**Records supplied:**
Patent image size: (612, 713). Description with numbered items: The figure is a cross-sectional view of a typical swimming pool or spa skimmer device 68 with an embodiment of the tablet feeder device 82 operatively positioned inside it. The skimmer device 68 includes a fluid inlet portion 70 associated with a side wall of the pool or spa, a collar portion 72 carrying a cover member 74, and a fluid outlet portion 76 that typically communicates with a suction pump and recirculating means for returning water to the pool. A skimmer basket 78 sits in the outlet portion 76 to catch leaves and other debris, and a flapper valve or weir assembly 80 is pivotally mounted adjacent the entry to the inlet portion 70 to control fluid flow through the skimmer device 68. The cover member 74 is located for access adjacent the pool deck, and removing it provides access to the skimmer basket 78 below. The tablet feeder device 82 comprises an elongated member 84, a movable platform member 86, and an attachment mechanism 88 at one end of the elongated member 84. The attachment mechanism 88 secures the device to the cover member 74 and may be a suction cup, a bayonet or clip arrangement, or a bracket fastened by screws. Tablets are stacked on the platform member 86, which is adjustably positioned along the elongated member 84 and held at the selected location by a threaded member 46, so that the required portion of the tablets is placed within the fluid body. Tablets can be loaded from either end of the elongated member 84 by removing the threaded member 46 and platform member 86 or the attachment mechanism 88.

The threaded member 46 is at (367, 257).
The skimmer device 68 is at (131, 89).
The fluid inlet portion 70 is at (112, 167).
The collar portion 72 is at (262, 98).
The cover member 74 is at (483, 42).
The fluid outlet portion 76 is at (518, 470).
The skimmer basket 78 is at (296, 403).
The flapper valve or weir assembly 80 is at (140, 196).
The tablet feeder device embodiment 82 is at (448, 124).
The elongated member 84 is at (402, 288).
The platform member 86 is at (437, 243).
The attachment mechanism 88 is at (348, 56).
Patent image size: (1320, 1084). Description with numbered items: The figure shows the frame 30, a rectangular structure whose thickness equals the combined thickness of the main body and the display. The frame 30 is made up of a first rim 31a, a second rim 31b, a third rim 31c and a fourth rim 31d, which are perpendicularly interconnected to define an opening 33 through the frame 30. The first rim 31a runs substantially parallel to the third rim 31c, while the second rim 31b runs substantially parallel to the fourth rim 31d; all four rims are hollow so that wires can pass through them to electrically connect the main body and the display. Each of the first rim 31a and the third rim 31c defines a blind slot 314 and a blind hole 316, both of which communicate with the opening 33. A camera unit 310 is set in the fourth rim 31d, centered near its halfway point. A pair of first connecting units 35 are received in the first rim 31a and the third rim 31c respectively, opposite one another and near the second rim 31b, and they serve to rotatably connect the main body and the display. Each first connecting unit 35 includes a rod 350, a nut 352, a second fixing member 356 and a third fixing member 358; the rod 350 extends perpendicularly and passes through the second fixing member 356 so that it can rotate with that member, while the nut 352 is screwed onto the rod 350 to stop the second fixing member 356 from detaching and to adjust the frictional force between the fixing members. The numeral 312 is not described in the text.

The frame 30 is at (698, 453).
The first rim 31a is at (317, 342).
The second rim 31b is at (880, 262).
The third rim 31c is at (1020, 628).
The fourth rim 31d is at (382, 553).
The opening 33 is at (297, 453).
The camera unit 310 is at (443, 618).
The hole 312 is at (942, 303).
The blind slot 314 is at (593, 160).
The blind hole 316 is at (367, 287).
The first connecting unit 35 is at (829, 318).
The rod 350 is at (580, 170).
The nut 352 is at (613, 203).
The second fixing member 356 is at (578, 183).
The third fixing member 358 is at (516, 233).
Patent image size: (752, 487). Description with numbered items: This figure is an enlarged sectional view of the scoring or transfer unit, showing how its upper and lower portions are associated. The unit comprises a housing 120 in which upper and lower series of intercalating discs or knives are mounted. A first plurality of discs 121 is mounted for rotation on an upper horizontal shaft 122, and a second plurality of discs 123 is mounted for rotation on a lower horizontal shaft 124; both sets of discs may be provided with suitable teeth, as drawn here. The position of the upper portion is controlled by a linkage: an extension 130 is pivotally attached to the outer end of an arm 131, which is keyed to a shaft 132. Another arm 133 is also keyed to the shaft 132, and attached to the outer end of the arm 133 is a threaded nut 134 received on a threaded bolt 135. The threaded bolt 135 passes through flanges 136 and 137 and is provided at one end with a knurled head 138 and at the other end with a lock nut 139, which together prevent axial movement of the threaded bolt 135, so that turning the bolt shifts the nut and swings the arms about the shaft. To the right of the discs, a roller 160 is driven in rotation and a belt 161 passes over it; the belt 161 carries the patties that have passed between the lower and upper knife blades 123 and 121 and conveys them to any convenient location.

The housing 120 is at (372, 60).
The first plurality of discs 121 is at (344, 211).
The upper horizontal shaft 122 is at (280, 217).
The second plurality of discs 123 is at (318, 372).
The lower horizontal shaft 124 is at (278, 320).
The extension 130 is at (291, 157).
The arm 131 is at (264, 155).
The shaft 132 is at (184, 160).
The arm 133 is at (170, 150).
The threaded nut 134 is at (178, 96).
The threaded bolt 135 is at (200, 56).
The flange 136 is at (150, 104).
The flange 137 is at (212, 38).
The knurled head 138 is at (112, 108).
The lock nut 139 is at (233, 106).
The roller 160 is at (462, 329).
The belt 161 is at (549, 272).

**The problem:**
Reproduce all of the data above, substituting "Drawing size" for each occurrence of "Patent image size" and leaving everything else unchanged.

**Correct result:**
Drawing size: (612, 713). Description with numbered items: The figure is a cross-sectional view of a typical swimming pool or spa skimmer device 68 with an embodiment of the tablet feeder device 82 operatively positioned inside it. The skimmer device 68 includes a fluid inlet portion 70 associated with a side wall of the pool or spa, a collar portion 72 carrying a cover member 74, and a fluid outlet portion 76 that typically communicates with a suction pump and recirculating means for returning water to the pool. A skimmer basket 78 sits in the outlet portion 76 to catch leaves and other debris, and a flapper valve or weir assembly 80 is pivotally mounted adjacent the entry to the inlet portion 70 to control fluid flow through the skimmer device 68. The cover member 74 is located for access adjacent the pool deck, and removing it provides access to the skimmer basket 78 below. The tablet feeder device 82 comprises an elongated member 84, a movable platform member 86, and an attachment mechanism 88 at one end of the elongated member 84. The attachment mechanism 88 secures the device to the cover member 74 and may be a suction cup, a bayonet or clip arrangement, or a bracket fastened by screws. Tablets are stacked on the platform member 86, which is adjustably positioned along the elongated member 84 and held at the selected location by a threaded member 46, so that the required portion of the tablets is placed within the fluid body. Tablets can be loaded from either end of the elongated member 84 by removing the threaded member 46 and platform member 86 or the attachment mechanism 88.

The threaded member 46 is at (367, 257).
The skimmer device 68 is at (131, 89).
The fluid inlet portion 70 is at (112, 167).
The collar portion 72 is at (262, 98).
The cover member 74 is at (483, 42).
The fluid outlet portion 76 is at (518, 470).
The skimmer basket 78 is at (296, 403).
The flapper valve or weir assembly 80 is at (140, 196).
The tablet feeder device embodiment 82 is at (448, 124).
The elongated member 84 is at (402, 288).
The platform member 86 is at (437, 243).
The attachment mechanism 88 is at (348, 56).
Drawing size: (1320, 1084). Description with numbered items: The figure shows the frame 30, a rectangular structure whose thickness equals the combined thickness of the main body and the display. The frame 30 is made up of a first rim 31a, a second rim 31b, a third rim 31c and a fourth rim 31d, which are perpendicularly interconnected to define an opening 33 through the frame 30. The first rim 31a runs substantially parallel to the third rim 31c, while the second rim 31b runs substantially parallel to the fourth rim 31d; all four rims are hollow so that wires can pass through them to electrically connect the main body and the display. Each of the first rim 31a and the third rim 31c defines a blind slot 314 and a blind hole 316, both of which communicate with the opening 33. A camera unit 310 is set in the fourth rim 31d, centered near its halfway point. A pair of first connecting units 35 are received in the first rim 31a and the third rim 31c respectively, opposite one another and near the second rim 31b, and they serve to rotatably connect the main body and the display. Each first connecting unit 35 includes a rod 350, a nut 352, a second fixing member 356 and a third fixing member 358; the rod 350 extends perpendicularly and passes through the second fixing member 356 so that it can rotate with that member, while the nut 352 is screwed onto the rod 350 to stop the second fixing member 356 from detaching and to adjust the frictional force between the fixing members. The numeral 312 is not described in the text.

The frame 30 is at (698, 453).
The first rim 31a is at (317, 342).
The second rim 31b is at (880, 262).
The third rim 31c is at (1020, 628).
The fourth rim 31d is at (382, 553).
The opening 33 is at (297, 453).
The camera unit 310 is at (443, 618).
The hole 312 is at (942, 303).
The blind slot 314 is at (593, 160).
The blind hole 316 is at (367, 287).
The first connecting unit 35 is at (829, 318).
The rod 350 is at (580, 170).
The nut 352 is at (613, 203).
The second fixing member 356 is at (578, 183).
The third fixing member 358 is at (516, 233).
Drawing size: (752, 487). Description with numbered items: This figure is an enlarged sectional view of the scoring or transfer unit, showing how its upper and lower portions are associated. The unit comprises a housing 120 in which upper and lower series of intercalating discs or knives are mounted. A first plurality of discs 121 is mounted for rotation on an upper horizontal shaft 122, and a second plurality of discs 123 is mounted for rotation on a lower horizontal shaft 124; both sets of discs may be provided with suitable teeth, as drawn here. The position of the upper portion is controlled by a linkage: an extension 130 is pivotally attached to the outer end of an arm 131, which is keyed to a shaft 132. Another arm 133 is also keyed to the shaft 132, and attached to the outer end of the arm 133 is a threaded nut 134 received on a threaded bolt 135. The threaded bolt 135 passes through flanges 136 and 137 and is provided at one end with a knurled head 138 and at the other end with a lock nut 139, which together prevent axial movement of the threaded bolt 135, so that turning the bolt shifts the nut and swings the arms about the shaft. To the right of the discs, a roller 160 is driven in rotation and a belt 161 passes over it; the belt 161 carries the patties that have passed between the lower and upper knife blades 123 and 121 and conveys them to any convenient location.

The housing 120 is at (372, 60).
The first plurality of discs 121 is at (344, 211).
The upper horizontal shaft 122 is at (280, 217).
The second plurality of discs 123 is at (318, 372).
The lower horizontal shaft 124 is at (278, 320).
The extension 130 is at (291, 157).
The arm 131 is at (264, 155).
The shaft 132 is at (184, 160).
The arm 133 is at (170, 150).
The threaded nut 134 is at (178, 96).
The threaded bolt 135 is at (200, 56).
The flange 136 is at (150, 104).
The flange 137 is at (212, 38).
The knurled head 138 is at (112, 108).
The lock nut 139 is at (233, 106).
The roller 160 is at (462, 329).
The belt 161 is at (549, 272).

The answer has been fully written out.